*Brief:*
Type out the complete listing below word for word, without its pictures.

Stored entries:
********************

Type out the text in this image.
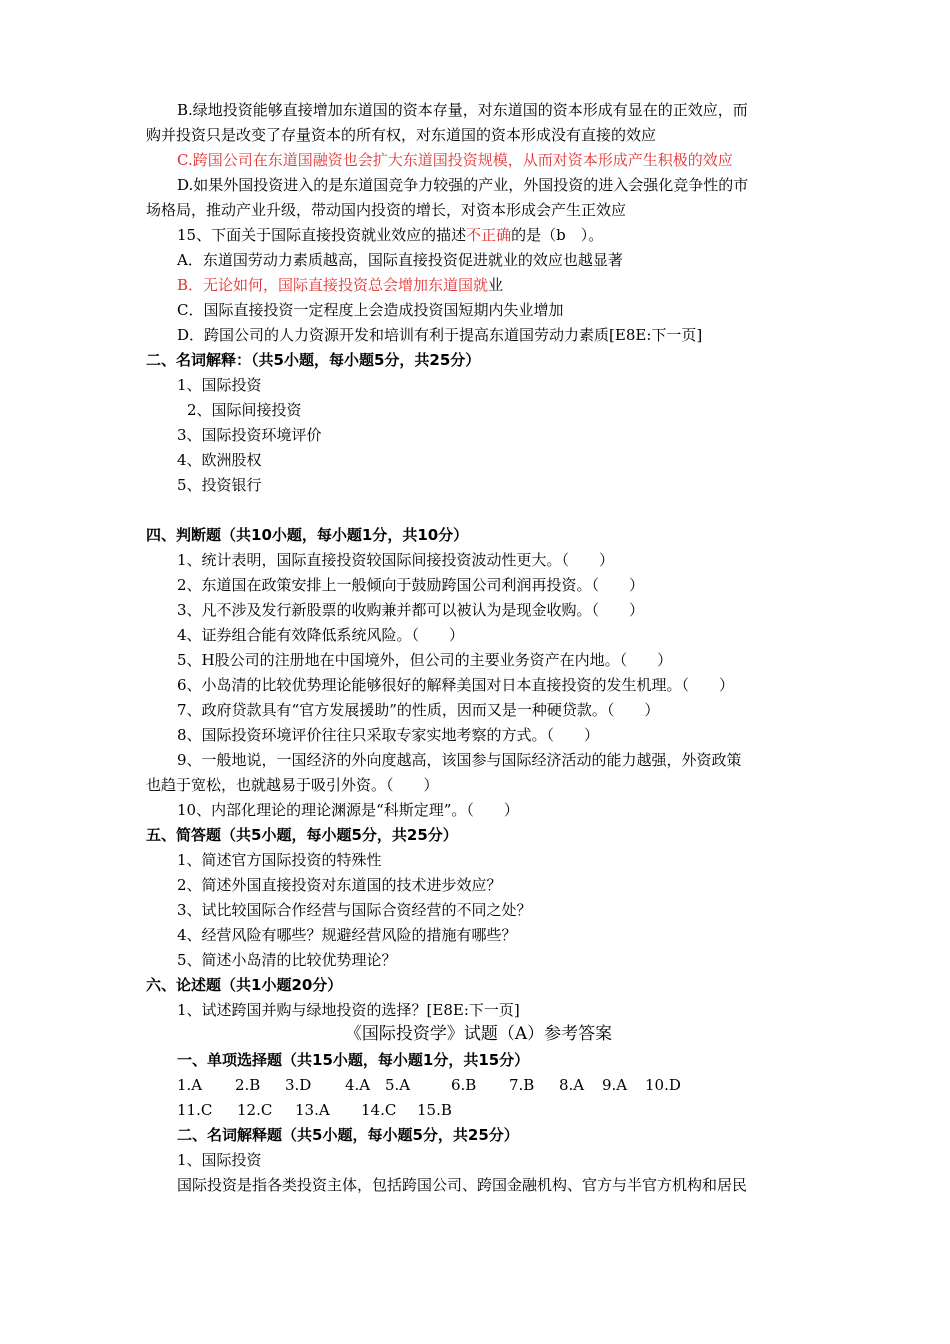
B.绿地投资能够直接增加东道国的资本存量，对东道国的资本形成有显在的正效应，而
购并投资只是改变了存量资本的所有权，对东道国的资本形成没有直接的效应
C.跨国公司在东道国融资也会扩大东道国投资规模，从而对资本形成产生积极的效应
D.如果外国投资进入的是东道国竞争力较强的产业，外国投资的进入会强化竞争性的市
场格局，推动产业升级，带动国内投资的增长，对资本形成会产生正效应
15、下面关于国际直接投资就业效应的描述不正确的是（b　）。
A．东道国劳动力素质越高，国际直接投资促进就业的效应也越显著
B．无论如何，国际直接投资总会增加东道国就业
C．国际直接投资一定程度上会造成投资国短期内失业增加
D．跨国公司的人力资源开发和培训有利于提高东道国劳动力素质[E8E:下一页]
二、名词解释：（共5小题，每小题5分，共25分）
1、国际投资
2、国际间接投资
3、国际投资环境评价
4、欧洲股权
5、投资银行
四、判断题（共10小题，每小题1分，共10分）
1、统计表明，国际直接投资较国际间接投资波动性更大。（　　）
2、东道国在政策安排上一般倾向于鼓励跨国公司利润再投资。（　　）
3、凡不涉及发行新股票的收购兼并都可以被认为是现金收购。（　　）
4、证券组合能有效降低系统风险。（　　）
5、H股公司的注册地在中国境外，但公司的主要业务资产在内地。（　　）
6、小岛清的比较优势理论能够很好的解释美国对日本直接投资的发生机理。（　　）
7、政府贷款具有“官方发展援助”的性质，因而又是一种硬贷款。（　　）
8、国际投资环境评价往往只采取专家实地考察的方式。（　　）
9、一般地说，一国经济的外向度越高，该国参与国际经济活动的能力越强，外资政策
也趋于宽松，也就越易于吸引外资。（　　）
10、内部化理论的理论渊源是“科斯定理”。（　　）
五、简答题（共5小题，每小题5分，共25分）
1、简述官方国际投资的特殊性
2、简述外国直接投资对东道国的技术进步效应？
3、试比较国际合作经营与国际合资经营的不同之处？
4、经营风险有哪些？规避经营风险的措施有哪些？
5、简述小岛清的比较优势理论？
六、论述题（共1小题20分）
1、试述跨国并购与绿地投资的选择？[E8E:下一页]
《国际投资学》试题（A）参考答案
一、单项选择题（共15小题，每小题1分，共15分）
1.A 2.B 3.D 4.A 5.A	6.B 7.B 8.A 9.A 10.D
11.C 12.C 13.A 14.C 15.B
二、名词解释题（共5小题，每小题5分，共25分）
1、国际投资
国际投资是指各类投资主体，包括跨国公司、跨国金融机构、官方与半官方机构和居民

********************

*Task answer:*
Type out the text in this image.
B.绿地投资能够直接增加东道国的资本存量，对东道国的资本形成有显在的正效应，而
购并投资只是改变了存量资本的所有权，对东道国的资本形成没有直接的效应
C.跨国公司在东道国融资也会扩大东道国投资规模，从而对资本形成产生积极的效应
D.如果外国投资进入的是东道国竞争力较强的产业，外国投资的进入会强化竞争性的市
场格局，推动产业升级，带动国内投资的增长，对资本形成会产生正效应
15、下面关于国际直接投资就业效应的描述不正确的是（b　）。
A．东道国劳动力素质越高，国际直接投资促进就业的效应也越显著
B．无论如何，国际直接投资总会增加东道国就业
C．国际直接投资一定程度上会造成投资国短期内失业增加
D．跨国公司的人力资源开发和培训有利于提高东道国劳动力素质[E8E:下一页]
二、名词解释：（共5小题，每小题5分，共25分）
1、国际投资
2、国际间接投资
3、国际投资环境评价
4、欧洲股权
5、投资银行
四、判断题（共10小题，每小题1分，共10分）
1、统计表明，国际直接投资较国际间接投资波动性更大。（　　）
2、东道国在政策安排上一般倾向于鼓励跨国公司利润再投资。（　　）
3、凡不涉及发行新股票的收购兼并都可以被认为是现金收购。（　　）
4、证券组合能有效降低系统风险。（　　）
5、H股公司的注册地在中国境外，但公司的主要业务资产在内地。（　　）
6、小岛清的比较优势理论能够很好的解释美国对日本直接投资的发生机理。（　　）
7、政府贷款具有“官方发展援助”的性质，因而又是一种硬贷款。（　　）
8、国际投资环境评价往往只采取专家实地考察的方式。（　　）
9、一般地说，一国经济的外向度越高，该国参与国际经济活动的能力越强，外资政策
也趋于宽松，也就越易于吸引外资。（　　）
10、内部化理论的理论渊源是“科斯定理”。（　　）
五、简答题（共5小题，每小题5分，共25分）
1、简述官方国际投资的特殊性
2、简述外国直接投资对东道国的技术进步效应？
3、试比较国际合作经营与国际合资经营的不同之处？
4、经营风险有哪些？规避经营风险的措施有哪些？
5、简述小岛清的比较优势理论？
六、论述题（共1小题20分）
1、试述跨国并购与绿地投资的选择？[E8E:下一页]
《国际投资学》试题（A）参考答案
一、单项选择题（共15小题，每小题1分，共15分）
1.A 2.B 3.D 4.A 5.A	6.B 7.B 8.A 9.A 10.D
11.C 12.C 13.A 14.C 15.B
二、名词解释题（共5小题，每小题5分，共25分）
1、国际投资
国际投资是指各类投资主体，包括跨国公司、跨国金融机构、官方与半官方机构和居民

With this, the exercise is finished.